> _Task to carry out_: From the first line to the last, return the material exactly.

> _Dataset records_:
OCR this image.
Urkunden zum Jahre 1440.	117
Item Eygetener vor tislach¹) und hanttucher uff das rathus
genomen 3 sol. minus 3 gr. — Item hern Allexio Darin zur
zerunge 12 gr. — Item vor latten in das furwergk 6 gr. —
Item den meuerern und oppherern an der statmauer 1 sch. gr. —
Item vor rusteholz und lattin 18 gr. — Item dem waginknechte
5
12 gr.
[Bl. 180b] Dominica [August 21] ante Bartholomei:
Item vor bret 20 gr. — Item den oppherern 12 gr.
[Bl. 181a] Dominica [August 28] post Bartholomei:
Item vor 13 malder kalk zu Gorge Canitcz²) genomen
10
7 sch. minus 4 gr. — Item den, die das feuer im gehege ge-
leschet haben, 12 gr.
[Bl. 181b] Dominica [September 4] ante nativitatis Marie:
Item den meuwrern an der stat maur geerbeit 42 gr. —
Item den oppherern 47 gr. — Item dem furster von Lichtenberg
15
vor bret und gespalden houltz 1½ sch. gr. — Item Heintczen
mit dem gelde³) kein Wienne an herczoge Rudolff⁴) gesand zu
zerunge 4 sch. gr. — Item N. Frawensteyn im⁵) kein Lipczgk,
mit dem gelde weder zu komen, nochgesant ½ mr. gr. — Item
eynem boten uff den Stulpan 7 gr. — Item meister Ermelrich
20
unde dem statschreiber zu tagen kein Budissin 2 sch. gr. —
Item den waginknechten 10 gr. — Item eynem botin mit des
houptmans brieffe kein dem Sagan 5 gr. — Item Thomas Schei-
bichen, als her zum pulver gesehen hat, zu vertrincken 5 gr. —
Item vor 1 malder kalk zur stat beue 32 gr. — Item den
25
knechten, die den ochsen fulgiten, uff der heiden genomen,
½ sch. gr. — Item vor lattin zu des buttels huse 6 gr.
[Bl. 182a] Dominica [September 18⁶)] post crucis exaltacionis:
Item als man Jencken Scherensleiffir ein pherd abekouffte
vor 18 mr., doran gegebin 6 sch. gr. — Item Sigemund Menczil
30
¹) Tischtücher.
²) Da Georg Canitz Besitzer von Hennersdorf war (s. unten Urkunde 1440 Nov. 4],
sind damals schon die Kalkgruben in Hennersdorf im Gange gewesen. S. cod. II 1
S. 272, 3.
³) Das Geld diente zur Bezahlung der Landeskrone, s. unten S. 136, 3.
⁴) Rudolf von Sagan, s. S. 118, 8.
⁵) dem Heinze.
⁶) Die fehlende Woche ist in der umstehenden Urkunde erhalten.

> _Solution below_:
OCR this image.
Urkunden zum Jahre 1440.	117
Item Eygetener vor tislach¹) und hanttucher uff das rathus
genomen 3 sol. minus 3 gr. — Item hern Allexio Darin zur
zerunge 12 gr. — Item vor latten in das furwergk 6 gr. —
Item den meuerern und oppherern an der statmauer 1 sch. gr. —
Item vor rusteholz und lattin 18 gr. — Item dem waginknechte
5
12 gr.
[Bl. 180b] Dominica [August 21] ante Bartholomei:
Item vor bret 20 gr. — Item den oppherern 12 gr.
[Bl. 181a] Dominica [August 28] post Bartholomei:
Item vor 13 malder kalk zu Gorge Canitcz²) genomen
10
7 sch. minus 4 gr. — Item den, die das feuer im gehege ge-
leschet haben, 12 gr.
[Bl. 181b] Dominica [September 4] ante nativitatis Marie:
Item den meuwrern an der stat maur geerbeit 42 gr. —
Item den oppherern 47 gr. — Item dem furster von Lichtenberg
15
vor bret und gespalden houltz 1½ sch. gr. — Item Heintczen
mit dem gelde³) kein Wienne an herczoge Rudolff⁴) gesand zu
zerunge 4 sch. gr. — Item N. Frawensteyn im⁵) kein Lipczgk,
mit dem gelde weder zu komen, nochgesant ½ mr. gr. — Item
eynem boten uff den Stulpan 7 gr. — Item meister Ermelrich
20
unde dem statschreiber zu tagen kein Budissin 2 sch. gr. —
Item den waginknechten 10 gr. — Item eynem botin mit des
houptmans brieffe kein dem Sagan 5 gr. — Item Thomas Schei-
bichen, als her zum pulver gesehen hat, zu vertrincken 5 gr. —
Item vor 1 malder kalk zur stat beue 32 gr. — Item den
25
knechten, die den ochsen fulgiten, uff der heiden genomen,
½ sch. gr. — Item vor lattin zu des buttels huse 6 gr.
[Bl. 182a] Dominica [September 18⁶)] post crucis exaltacionis:
Item als man Jencken Scherensleiffir ein pherd abekouffte
vor 18 mr., doran gegebin 6 sch. gr. — Item Sigemund Menczil
30
¹) Tischtücher.
²) Da Georg Canitz Besitzer von Hennersdorf war (s. unten Urkunde 1440 Nov. 4],
sind damals schon die Kalkgruben in Hennersdorf im Gange gewesen. S. cod. II 1
S. 272, 3.
³) Das Geld diente zur Bezahlung der Landeskrone, s. unten S. 136, 3.
⁴) Rudolf von Sagan, s. S. 118, 8.
⁵) dem Heinze.
⁶) Die fehlende Woche ist in der umstehenden Urkunde erhalten.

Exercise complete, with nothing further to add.